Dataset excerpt

— START —

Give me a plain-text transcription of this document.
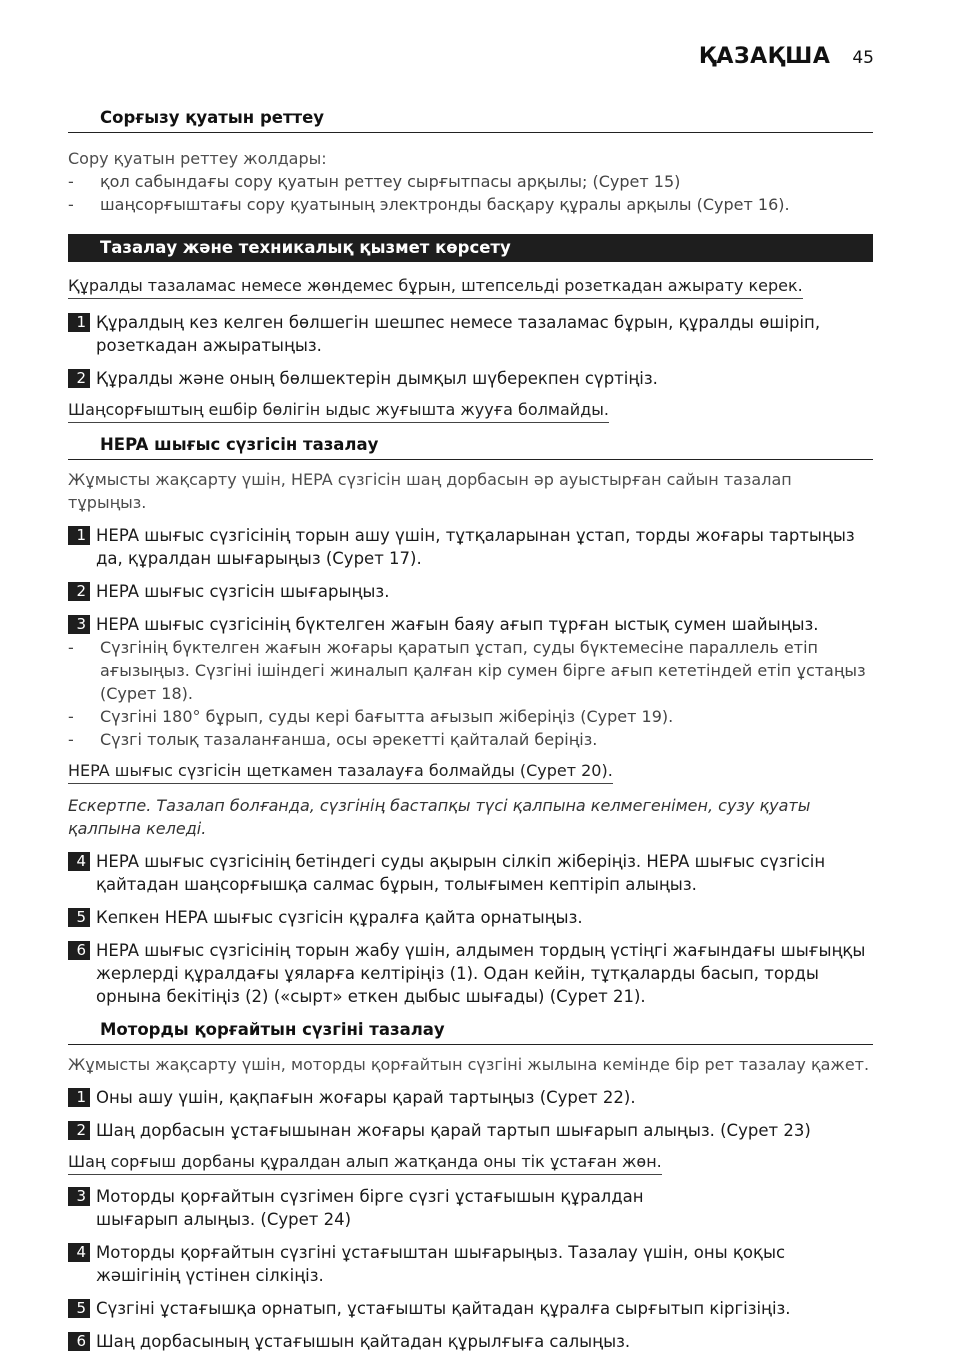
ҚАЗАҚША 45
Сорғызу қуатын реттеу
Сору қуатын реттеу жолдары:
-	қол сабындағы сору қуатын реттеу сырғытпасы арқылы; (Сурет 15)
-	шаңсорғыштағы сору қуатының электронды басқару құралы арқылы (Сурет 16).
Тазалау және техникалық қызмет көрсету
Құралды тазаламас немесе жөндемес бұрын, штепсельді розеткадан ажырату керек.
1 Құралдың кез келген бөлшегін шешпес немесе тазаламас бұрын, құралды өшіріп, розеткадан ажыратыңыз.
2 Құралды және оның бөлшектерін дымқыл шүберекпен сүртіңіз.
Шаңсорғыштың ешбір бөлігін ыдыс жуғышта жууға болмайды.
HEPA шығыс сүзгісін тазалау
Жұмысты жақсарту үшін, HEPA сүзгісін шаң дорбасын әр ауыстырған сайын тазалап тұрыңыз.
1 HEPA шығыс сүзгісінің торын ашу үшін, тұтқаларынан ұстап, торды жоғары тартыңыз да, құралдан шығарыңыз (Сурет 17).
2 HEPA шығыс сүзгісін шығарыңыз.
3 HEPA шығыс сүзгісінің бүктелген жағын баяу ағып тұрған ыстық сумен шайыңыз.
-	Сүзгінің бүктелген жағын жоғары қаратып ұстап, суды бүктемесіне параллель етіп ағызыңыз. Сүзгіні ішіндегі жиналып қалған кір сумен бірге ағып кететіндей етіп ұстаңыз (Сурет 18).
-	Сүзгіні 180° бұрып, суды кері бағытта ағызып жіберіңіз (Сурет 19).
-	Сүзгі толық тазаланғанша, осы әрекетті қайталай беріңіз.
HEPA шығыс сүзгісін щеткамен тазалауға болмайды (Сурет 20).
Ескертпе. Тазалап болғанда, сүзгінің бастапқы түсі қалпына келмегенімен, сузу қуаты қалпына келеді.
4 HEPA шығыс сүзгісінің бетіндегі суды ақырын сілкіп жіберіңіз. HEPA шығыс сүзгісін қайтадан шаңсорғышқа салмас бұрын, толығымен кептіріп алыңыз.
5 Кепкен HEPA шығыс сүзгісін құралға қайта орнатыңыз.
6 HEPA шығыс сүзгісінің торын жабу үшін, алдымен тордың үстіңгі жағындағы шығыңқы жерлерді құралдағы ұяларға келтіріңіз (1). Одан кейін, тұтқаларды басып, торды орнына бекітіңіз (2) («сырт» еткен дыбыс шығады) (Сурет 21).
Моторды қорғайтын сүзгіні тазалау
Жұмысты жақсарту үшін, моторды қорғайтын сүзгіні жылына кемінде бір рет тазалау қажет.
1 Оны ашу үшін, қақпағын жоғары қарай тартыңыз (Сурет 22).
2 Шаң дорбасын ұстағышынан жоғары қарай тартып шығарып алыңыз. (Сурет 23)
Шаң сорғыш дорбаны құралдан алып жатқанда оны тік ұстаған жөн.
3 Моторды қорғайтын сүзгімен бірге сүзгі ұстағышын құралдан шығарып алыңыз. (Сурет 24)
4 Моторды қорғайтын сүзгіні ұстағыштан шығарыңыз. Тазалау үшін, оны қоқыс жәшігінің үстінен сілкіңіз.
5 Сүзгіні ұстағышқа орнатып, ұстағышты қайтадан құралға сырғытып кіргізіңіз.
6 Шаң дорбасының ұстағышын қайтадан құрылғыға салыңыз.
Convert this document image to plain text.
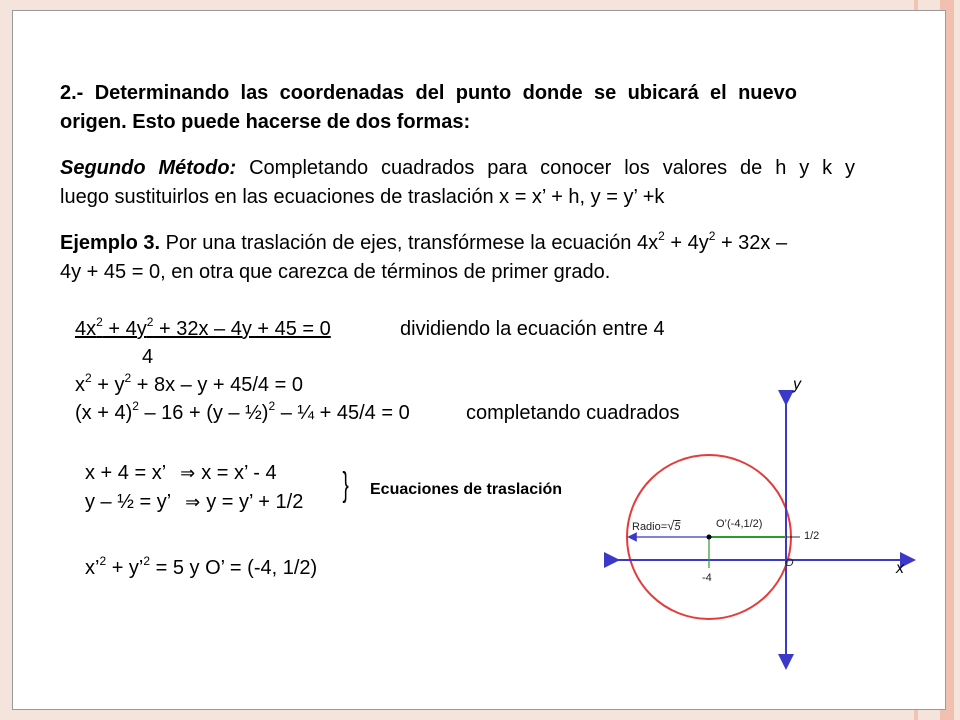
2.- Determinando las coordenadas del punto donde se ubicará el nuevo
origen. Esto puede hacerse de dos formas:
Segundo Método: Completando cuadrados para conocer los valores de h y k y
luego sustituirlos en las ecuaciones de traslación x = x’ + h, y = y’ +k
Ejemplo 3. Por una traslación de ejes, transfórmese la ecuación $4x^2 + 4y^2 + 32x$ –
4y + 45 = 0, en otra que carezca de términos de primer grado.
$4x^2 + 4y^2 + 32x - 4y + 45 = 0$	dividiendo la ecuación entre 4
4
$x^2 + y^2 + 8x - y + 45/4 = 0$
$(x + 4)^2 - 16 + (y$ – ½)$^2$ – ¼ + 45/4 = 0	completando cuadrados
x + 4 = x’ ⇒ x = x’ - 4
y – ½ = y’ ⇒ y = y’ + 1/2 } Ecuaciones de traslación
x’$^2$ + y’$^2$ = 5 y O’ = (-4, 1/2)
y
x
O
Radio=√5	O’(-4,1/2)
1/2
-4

— END —
— START —

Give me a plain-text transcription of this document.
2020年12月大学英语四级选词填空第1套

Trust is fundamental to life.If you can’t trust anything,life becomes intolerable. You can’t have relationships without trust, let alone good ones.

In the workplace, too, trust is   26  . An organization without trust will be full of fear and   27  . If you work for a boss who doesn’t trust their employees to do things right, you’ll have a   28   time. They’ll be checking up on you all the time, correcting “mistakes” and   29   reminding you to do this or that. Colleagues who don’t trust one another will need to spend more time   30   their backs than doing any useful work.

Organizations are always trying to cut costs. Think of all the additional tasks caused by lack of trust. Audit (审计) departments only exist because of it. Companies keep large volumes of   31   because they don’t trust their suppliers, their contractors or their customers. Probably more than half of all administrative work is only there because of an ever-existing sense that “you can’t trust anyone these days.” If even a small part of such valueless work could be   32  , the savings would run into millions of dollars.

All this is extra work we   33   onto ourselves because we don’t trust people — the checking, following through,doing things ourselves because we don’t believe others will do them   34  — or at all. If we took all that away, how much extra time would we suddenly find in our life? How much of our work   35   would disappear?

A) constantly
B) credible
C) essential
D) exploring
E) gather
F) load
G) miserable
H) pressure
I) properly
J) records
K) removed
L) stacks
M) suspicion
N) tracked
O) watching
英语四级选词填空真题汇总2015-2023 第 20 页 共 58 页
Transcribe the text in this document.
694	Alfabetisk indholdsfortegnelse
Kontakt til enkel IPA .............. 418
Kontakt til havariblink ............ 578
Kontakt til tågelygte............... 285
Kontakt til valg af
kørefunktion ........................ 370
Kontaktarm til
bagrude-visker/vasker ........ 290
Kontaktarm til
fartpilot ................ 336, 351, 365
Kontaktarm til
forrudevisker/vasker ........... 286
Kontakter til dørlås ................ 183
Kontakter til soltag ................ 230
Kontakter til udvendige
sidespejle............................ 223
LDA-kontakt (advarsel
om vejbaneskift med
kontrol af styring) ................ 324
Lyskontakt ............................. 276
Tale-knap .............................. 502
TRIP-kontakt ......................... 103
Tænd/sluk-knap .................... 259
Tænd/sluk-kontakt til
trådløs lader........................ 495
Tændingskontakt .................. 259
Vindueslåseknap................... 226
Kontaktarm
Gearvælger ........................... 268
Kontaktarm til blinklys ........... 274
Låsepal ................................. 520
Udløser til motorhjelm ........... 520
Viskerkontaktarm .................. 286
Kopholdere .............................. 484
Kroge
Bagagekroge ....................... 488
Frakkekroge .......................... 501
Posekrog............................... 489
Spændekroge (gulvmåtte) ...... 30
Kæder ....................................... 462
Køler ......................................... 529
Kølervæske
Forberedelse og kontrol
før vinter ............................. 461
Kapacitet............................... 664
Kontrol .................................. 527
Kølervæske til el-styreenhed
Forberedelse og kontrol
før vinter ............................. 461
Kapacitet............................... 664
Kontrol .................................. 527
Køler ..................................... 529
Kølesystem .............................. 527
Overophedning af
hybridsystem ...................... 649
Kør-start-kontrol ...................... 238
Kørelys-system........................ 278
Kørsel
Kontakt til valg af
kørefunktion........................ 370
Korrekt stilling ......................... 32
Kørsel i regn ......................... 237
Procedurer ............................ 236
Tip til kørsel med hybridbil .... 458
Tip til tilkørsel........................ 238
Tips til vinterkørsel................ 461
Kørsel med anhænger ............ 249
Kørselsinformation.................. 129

— END —

▶ **AIM OF THE EXERCISE**
How many of the lines above include the string "their"? Reply with the number by itself.

▶ **SOLUTION TO THIS EXERCISE**
2